§ PROMPT
Please duplicate the lines of the material below, starting with the line that contains "stock-count: 5: [1622, 942, 1645, 983]" and going on through the line that contains "hotbar-slot-6[interactable]: [1568, 1309, 1689, 1449]", both included.

Excerpt from a dataset:
------------------------------------------------

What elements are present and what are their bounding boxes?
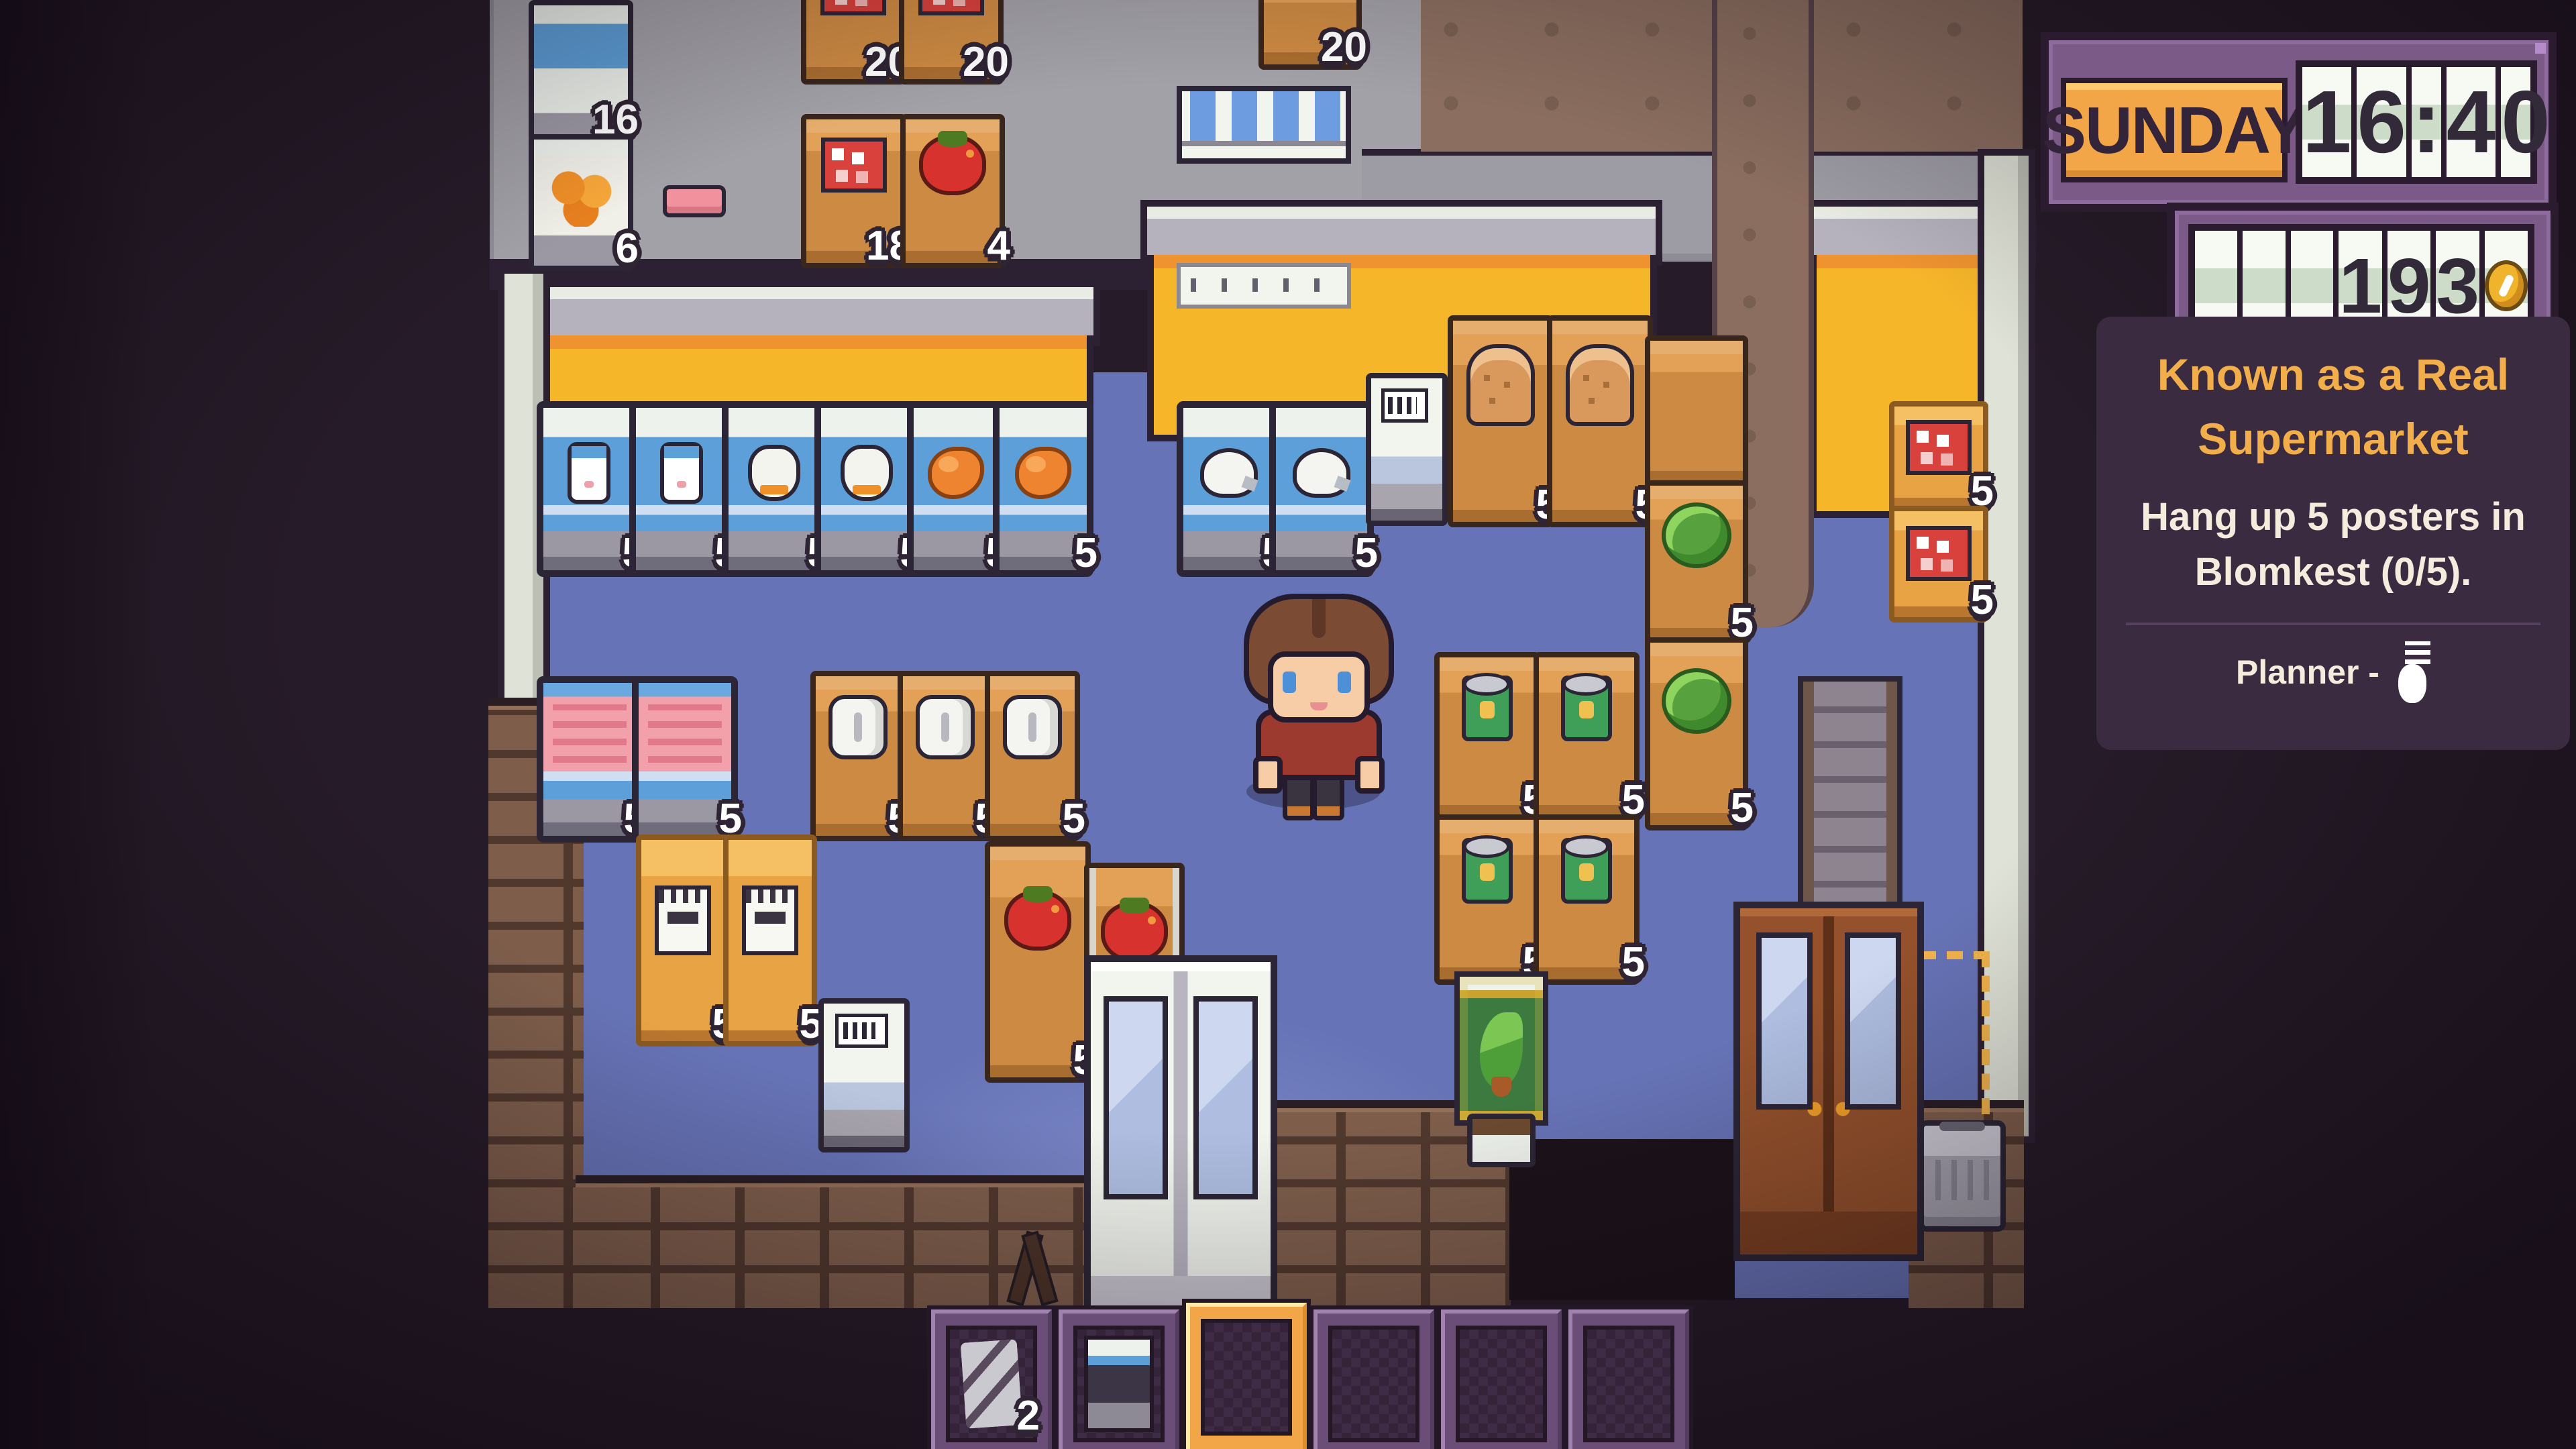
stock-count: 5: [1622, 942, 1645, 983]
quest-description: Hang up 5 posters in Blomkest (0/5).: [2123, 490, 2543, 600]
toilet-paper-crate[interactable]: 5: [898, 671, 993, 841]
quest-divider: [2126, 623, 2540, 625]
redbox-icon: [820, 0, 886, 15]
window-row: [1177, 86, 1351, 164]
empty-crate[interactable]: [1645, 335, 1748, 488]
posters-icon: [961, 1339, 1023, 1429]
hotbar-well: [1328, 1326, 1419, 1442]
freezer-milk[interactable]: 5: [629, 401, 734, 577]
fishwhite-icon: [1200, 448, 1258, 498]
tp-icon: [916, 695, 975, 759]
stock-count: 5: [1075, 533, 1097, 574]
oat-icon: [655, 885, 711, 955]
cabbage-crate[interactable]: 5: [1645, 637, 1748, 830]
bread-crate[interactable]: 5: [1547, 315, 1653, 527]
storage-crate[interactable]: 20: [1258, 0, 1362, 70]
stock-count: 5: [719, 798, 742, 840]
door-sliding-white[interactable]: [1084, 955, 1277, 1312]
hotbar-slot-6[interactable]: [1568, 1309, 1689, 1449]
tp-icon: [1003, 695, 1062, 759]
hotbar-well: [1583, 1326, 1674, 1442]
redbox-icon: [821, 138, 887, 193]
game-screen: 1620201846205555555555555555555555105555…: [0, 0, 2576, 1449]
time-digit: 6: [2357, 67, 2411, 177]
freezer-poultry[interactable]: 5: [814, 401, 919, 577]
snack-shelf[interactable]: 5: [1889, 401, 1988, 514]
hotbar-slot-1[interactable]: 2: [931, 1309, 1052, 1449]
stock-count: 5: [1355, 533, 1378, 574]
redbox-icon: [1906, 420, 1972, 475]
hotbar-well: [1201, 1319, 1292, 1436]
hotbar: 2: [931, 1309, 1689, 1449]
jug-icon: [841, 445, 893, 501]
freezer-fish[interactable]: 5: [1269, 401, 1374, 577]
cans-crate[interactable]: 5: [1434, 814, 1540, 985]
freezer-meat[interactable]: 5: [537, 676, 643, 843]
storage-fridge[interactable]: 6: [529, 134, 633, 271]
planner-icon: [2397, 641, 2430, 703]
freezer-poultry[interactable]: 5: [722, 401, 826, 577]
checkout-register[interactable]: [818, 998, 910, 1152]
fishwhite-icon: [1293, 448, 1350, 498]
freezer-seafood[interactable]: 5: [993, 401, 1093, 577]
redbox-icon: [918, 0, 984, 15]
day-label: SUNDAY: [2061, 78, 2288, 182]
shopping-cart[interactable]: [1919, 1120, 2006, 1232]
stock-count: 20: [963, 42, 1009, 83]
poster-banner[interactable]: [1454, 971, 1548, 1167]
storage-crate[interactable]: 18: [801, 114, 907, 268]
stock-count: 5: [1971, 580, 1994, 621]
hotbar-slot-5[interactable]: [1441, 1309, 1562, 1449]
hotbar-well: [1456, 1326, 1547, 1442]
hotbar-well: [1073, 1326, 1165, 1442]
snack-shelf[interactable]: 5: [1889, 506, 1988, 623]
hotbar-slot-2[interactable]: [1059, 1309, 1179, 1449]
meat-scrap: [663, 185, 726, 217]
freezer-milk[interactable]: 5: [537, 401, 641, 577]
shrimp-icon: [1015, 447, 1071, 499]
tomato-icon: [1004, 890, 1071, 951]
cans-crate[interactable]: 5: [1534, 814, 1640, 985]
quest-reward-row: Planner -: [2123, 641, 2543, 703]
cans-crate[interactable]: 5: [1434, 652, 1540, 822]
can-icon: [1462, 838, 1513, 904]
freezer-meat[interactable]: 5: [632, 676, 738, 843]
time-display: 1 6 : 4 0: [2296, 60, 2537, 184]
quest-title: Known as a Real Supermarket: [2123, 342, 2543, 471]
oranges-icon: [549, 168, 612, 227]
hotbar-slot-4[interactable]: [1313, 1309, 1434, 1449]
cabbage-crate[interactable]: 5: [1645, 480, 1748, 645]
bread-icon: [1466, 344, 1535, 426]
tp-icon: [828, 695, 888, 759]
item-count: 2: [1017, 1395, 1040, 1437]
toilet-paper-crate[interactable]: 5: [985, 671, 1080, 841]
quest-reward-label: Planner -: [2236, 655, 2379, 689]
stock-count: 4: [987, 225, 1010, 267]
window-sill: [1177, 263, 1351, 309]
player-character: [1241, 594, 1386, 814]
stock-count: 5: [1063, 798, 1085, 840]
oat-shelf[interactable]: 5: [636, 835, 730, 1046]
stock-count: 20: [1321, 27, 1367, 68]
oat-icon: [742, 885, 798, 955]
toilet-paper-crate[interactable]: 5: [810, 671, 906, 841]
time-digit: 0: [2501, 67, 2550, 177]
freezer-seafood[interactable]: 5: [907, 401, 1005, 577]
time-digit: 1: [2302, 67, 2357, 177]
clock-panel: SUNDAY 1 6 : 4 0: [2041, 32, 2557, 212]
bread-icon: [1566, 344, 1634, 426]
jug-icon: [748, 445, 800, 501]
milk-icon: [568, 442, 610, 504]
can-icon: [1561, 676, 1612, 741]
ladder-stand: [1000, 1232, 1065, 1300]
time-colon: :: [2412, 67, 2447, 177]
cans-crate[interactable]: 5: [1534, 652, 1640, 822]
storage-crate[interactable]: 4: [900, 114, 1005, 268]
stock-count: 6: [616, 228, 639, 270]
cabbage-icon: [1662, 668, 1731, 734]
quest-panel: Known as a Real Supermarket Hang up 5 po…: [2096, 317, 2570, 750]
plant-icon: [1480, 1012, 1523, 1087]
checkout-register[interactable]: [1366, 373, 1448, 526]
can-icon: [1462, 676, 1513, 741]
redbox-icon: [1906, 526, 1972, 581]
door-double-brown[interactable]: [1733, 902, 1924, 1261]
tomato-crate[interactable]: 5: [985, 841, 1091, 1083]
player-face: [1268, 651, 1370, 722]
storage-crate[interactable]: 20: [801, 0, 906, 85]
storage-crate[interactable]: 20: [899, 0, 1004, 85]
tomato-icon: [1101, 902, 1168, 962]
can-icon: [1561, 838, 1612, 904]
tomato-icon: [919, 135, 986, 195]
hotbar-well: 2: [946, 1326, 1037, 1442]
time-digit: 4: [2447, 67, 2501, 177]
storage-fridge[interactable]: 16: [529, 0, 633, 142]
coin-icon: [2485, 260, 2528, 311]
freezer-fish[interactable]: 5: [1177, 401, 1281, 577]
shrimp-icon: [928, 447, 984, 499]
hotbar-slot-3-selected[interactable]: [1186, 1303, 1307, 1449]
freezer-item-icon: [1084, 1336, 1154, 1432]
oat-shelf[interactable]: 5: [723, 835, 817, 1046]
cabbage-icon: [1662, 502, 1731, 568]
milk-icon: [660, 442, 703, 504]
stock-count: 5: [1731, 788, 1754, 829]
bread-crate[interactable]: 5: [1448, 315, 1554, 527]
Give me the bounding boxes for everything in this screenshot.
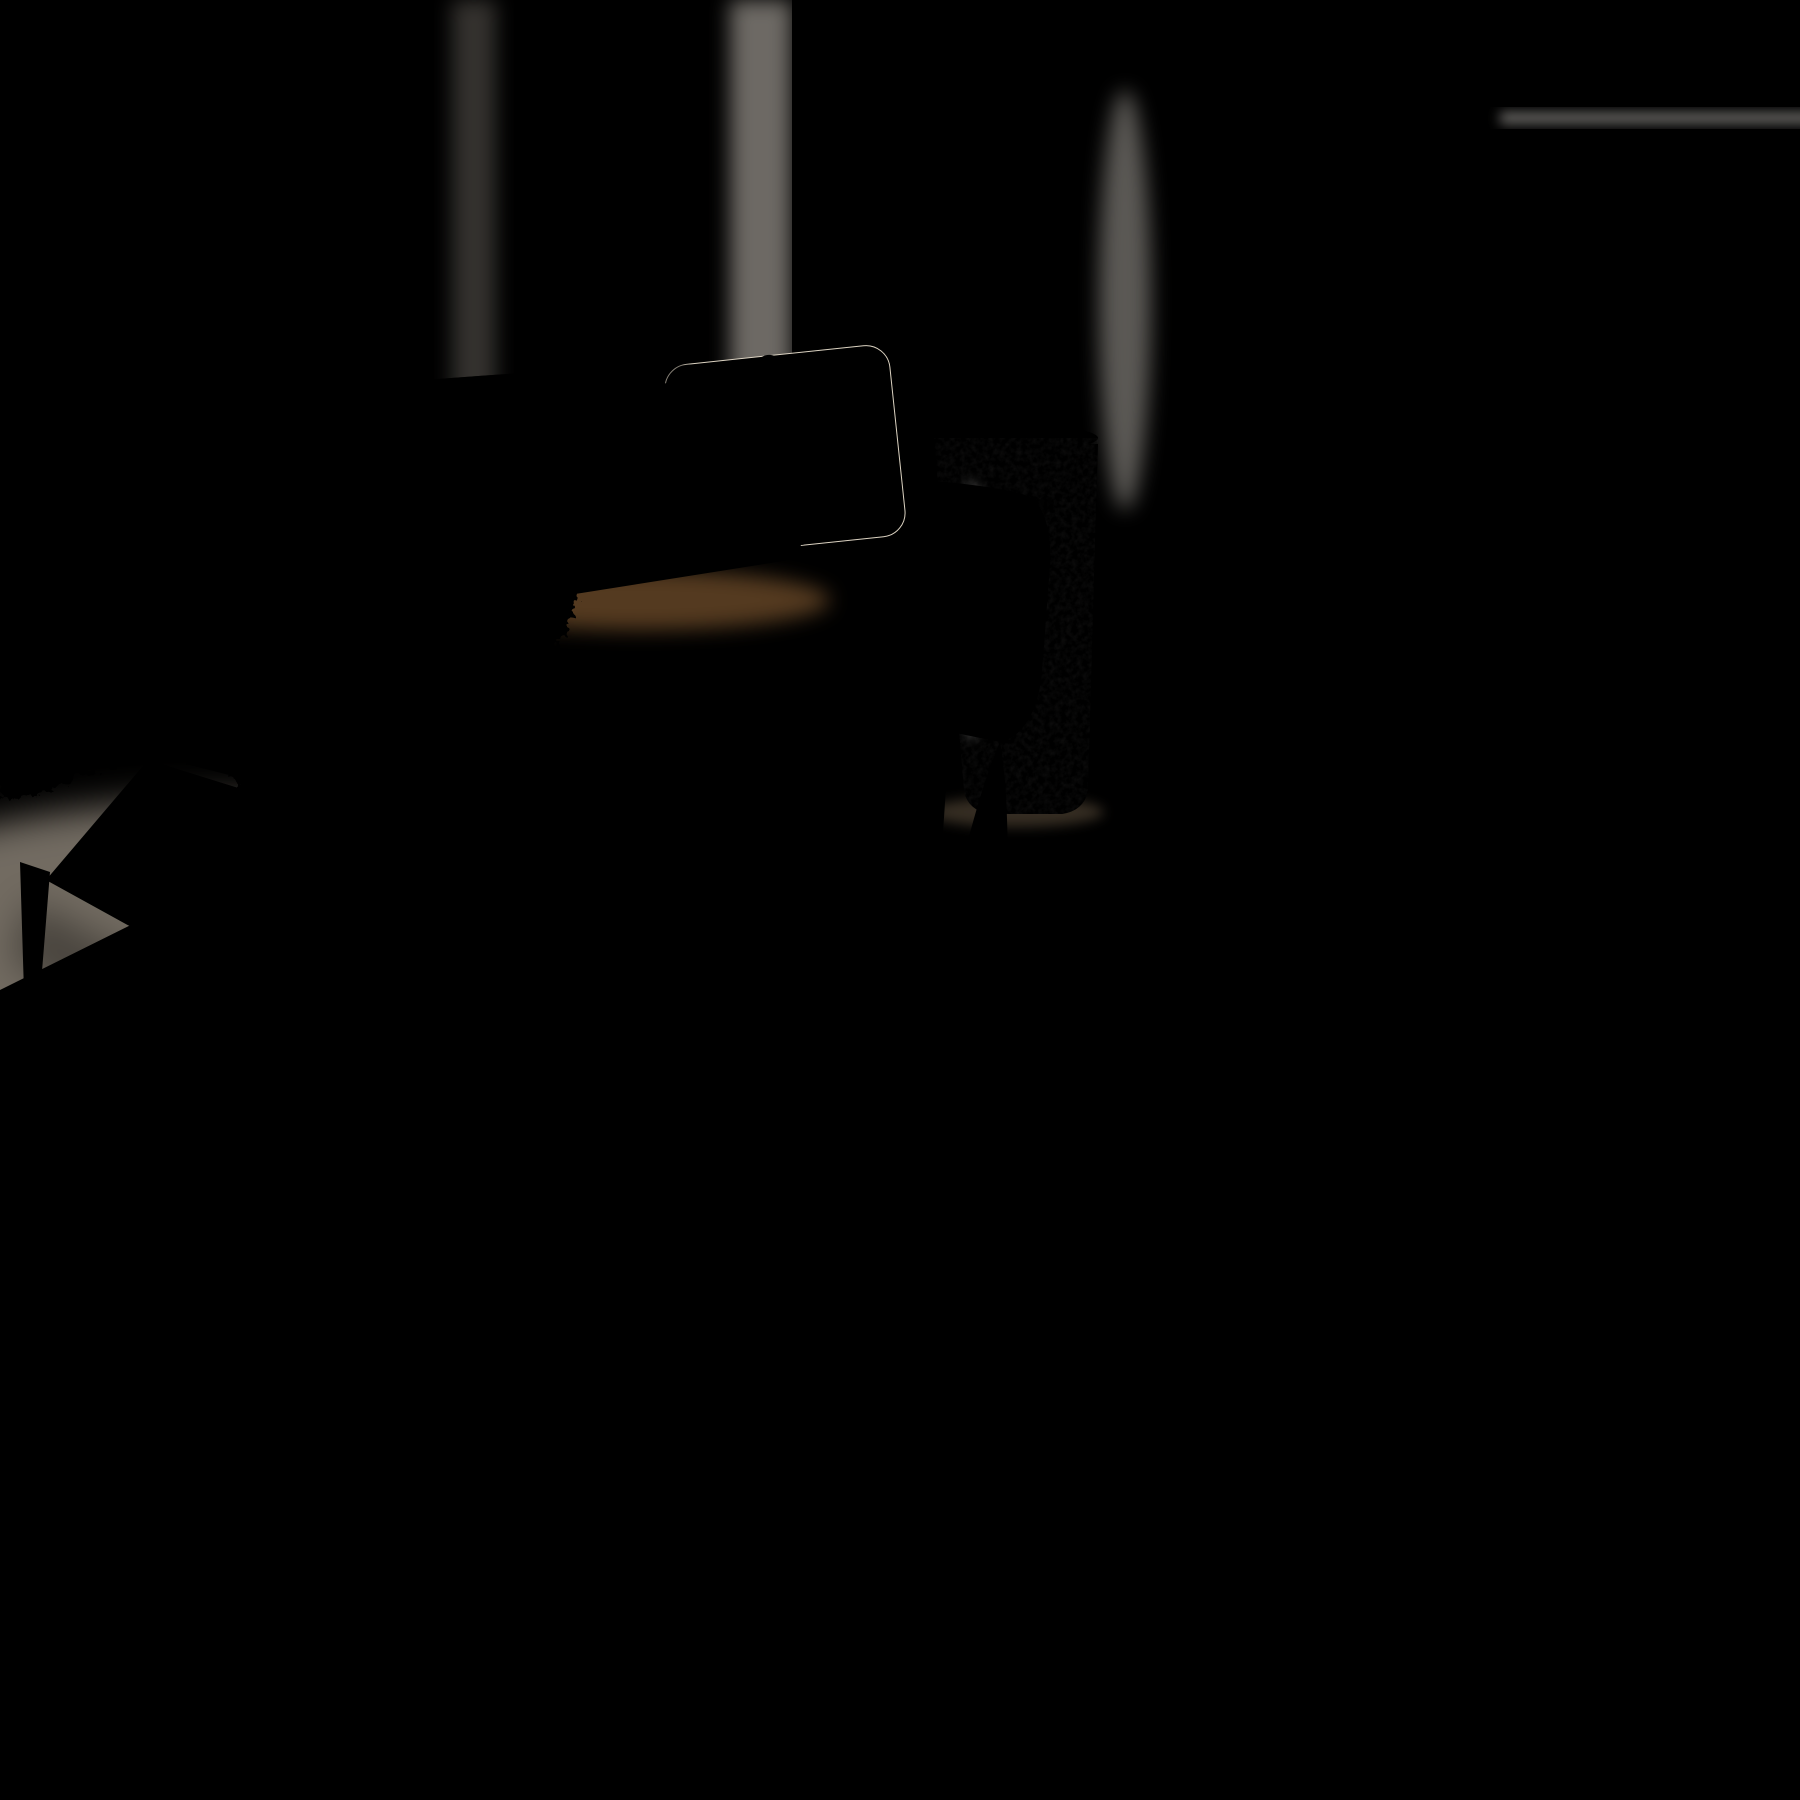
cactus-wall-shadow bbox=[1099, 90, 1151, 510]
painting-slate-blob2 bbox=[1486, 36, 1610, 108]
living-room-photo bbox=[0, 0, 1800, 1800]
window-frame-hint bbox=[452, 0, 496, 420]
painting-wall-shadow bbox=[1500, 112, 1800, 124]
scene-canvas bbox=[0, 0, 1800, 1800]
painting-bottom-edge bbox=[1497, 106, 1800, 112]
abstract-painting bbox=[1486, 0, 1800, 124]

------------------------------------------------

§ FINAL RESULT
stock-count: 5: [1622, 942, 1645, 983]
quest-description: Hang up 5 posters in Blomkest (0/5).: [2123, 490, 2543, 600]
toilet-paper-crate[interactable]: 5: [898, 671, 993, 841]
quest-divider: [2126, 623, 2540, 625]
redbox-icon: [820, 0, 886, 15]
window-row: [1177, 86, 1351, 164]
empty-crate[interactable]: [1645, 335, 1748, 488]
posters-icon: [961, 1339, 1023, 1429]
hotbar-well: [1328, 1326, 1419, 1442]
freezer-milk[interactable]: 5: [629, 401, 734, 577]
fishwhite-icon: [1200, 448, 1258, 498]
tp-icon: [916, 695, 975, 759]
stock-count: 5: [1075, 533, 1097, 574]
oat-icon: [655, 885, 711, 955]
cabbage-crate[interactable]: 5: [1645, 637, 1748, 830]
bread-crate[interactable]: 5: [1547, 315, 1653, 527]
storage-crate[interactable]: 20: [1258, 0, 1362, 70]
stock-count: 5: [719, 798, 742, 840]
door-sliding-white[interactable]: [1084, 955, 1277, 1312]
hotbar-slot-6[interactable]: [1568, 1309, 1689, 1449]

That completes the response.